Select the lines that hold the word "below" and copy each one.

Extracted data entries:
━━━━━━━━━━
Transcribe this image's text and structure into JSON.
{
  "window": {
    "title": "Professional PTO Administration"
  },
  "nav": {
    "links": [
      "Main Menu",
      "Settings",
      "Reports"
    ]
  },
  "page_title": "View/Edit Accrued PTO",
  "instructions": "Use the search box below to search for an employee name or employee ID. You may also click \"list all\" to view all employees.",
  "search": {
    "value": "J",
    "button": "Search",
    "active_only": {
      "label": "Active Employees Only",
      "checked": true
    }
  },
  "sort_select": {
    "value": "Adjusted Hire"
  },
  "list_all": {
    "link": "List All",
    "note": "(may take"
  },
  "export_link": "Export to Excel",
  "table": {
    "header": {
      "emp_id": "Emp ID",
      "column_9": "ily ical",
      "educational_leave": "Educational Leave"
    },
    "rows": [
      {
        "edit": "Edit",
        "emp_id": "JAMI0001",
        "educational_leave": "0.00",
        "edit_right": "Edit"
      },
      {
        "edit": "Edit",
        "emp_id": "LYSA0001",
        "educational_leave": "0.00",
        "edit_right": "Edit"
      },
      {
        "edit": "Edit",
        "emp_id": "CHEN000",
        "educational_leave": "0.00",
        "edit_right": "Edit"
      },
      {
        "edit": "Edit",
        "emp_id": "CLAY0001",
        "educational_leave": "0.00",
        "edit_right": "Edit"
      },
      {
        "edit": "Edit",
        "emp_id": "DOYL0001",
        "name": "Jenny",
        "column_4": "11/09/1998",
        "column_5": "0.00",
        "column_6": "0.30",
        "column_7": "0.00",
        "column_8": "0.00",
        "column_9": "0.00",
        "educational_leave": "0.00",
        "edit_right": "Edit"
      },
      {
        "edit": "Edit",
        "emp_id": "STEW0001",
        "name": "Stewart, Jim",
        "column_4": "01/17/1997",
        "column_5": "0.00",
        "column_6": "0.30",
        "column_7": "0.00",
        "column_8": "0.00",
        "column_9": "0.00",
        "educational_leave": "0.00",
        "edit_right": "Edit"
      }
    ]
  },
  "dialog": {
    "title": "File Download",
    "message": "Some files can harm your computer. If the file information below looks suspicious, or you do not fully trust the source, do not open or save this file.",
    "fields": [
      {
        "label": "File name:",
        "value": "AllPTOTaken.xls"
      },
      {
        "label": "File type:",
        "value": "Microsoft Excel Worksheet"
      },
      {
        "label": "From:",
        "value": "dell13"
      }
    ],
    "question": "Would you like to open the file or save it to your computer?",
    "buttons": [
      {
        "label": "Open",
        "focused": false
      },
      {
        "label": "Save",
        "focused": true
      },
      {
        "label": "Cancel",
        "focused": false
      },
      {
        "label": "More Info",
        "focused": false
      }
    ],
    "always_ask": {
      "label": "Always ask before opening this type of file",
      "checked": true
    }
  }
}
━━━━━━━━━━
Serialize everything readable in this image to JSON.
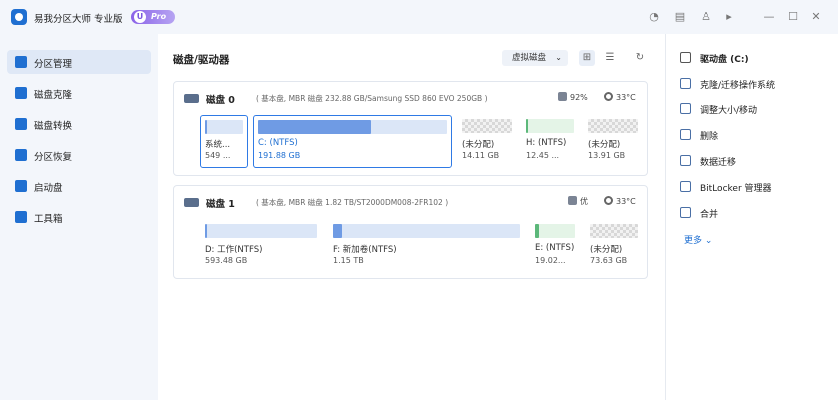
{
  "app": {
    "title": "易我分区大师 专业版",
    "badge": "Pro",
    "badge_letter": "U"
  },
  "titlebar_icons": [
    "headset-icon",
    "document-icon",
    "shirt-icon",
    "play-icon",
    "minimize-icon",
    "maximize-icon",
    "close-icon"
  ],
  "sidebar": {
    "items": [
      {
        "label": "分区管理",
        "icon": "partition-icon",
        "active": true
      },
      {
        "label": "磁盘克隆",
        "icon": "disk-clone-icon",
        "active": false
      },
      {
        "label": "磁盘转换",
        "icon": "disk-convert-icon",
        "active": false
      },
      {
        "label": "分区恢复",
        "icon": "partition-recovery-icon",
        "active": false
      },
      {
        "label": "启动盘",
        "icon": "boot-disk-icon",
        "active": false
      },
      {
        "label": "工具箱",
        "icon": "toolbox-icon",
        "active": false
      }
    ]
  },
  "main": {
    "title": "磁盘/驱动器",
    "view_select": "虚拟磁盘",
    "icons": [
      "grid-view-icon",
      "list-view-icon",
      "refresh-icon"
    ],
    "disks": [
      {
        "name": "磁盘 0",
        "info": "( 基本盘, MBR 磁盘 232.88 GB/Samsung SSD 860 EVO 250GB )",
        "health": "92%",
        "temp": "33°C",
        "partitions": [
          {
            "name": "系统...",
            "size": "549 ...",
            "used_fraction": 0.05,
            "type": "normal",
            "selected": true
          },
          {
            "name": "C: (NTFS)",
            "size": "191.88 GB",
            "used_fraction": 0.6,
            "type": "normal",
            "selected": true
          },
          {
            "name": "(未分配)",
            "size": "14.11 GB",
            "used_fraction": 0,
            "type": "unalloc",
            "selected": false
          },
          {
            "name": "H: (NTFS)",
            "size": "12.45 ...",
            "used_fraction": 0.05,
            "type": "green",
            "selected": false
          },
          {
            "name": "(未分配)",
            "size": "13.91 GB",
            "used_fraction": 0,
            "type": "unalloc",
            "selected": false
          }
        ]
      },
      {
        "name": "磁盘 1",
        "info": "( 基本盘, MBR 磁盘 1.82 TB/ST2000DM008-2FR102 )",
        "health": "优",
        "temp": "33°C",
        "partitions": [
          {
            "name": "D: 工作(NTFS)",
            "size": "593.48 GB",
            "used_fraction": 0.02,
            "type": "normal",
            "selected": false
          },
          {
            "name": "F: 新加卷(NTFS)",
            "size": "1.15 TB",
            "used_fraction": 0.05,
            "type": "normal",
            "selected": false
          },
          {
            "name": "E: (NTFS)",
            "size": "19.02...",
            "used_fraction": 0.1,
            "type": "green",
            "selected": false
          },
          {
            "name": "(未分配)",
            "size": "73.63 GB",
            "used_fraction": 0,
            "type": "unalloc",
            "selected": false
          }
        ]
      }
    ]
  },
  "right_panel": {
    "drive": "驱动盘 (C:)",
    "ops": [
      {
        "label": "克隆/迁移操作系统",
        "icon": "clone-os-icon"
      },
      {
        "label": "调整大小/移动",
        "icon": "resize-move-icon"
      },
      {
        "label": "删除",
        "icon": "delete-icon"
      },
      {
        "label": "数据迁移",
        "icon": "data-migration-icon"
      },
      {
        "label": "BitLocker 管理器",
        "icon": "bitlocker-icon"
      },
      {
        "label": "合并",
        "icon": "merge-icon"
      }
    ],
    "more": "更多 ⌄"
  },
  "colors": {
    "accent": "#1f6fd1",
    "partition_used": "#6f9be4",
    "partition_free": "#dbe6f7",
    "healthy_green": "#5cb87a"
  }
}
━━━━━━━━━━
Answer to this task:
  "instructions": "Use the search box below to search for an employee name or employee ID. You may also click \"list all\" to view all employees.",
    "message": "Some files can harm your computer. If the file information below looks suspicious, or you do not fully trust the source, do not open or save this file.",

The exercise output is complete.